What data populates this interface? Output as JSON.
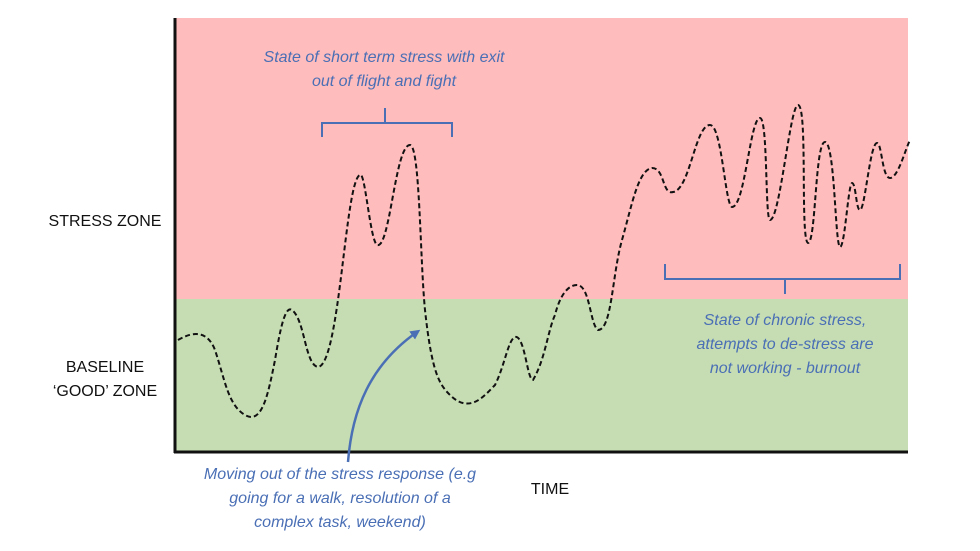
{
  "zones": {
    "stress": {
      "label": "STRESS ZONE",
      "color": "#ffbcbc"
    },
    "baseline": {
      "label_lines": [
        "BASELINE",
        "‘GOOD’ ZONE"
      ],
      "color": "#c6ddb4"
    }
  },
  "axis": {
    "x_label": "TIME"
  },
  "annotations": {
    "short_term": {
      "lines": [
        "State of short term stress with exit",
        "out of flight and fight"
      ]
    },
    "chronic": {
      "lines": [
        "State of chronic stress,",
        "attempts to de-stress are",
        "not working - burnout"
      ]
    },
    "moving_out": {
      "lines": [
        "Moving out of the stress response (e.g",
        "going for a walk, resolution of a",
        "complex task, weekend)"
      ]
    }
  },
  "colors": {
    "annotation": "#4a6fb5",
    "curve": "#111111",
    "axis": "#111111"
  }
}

__________________________________________________

■ **Required work**: Output the entries above exactly, without their pictures.

■ **Completed exercise**:
What data populates this interface? Output as JSON.
{
  "zones": {
    "stress": {
      "label": "STRESS ZONE",
      "color": "#ffbcbc"
    },
    "baseline": {
      "label_lines": [
        "BASELINE",
        "‘GOOD’ ZONE"
      ],
      "color": "#c6ddb4"
    }
  },
  "axis": {
    "x_label": "TIME"
  },
  "annotations": {
    "short_term": {
      "lines": [
        "State of short term stress with exit",
        "out of flight and fight"
      ]
    },
    "chronic": {
      "lines": [
        "State of chronic stress,",
        "attempts to de-stress are",
        "not working - burnout"
      ]
    },
    "moving_out": {
      "lines": [
        "Moving out of the stress response (e.g",
        "going for a walk, resolution of a",
        "complex task, weekend)"
      ]
    }
  },
  "colors": {
    "annotation": "#4a6fb5",
    "curve": "#111111",
    "axis": "#111111"
  }
}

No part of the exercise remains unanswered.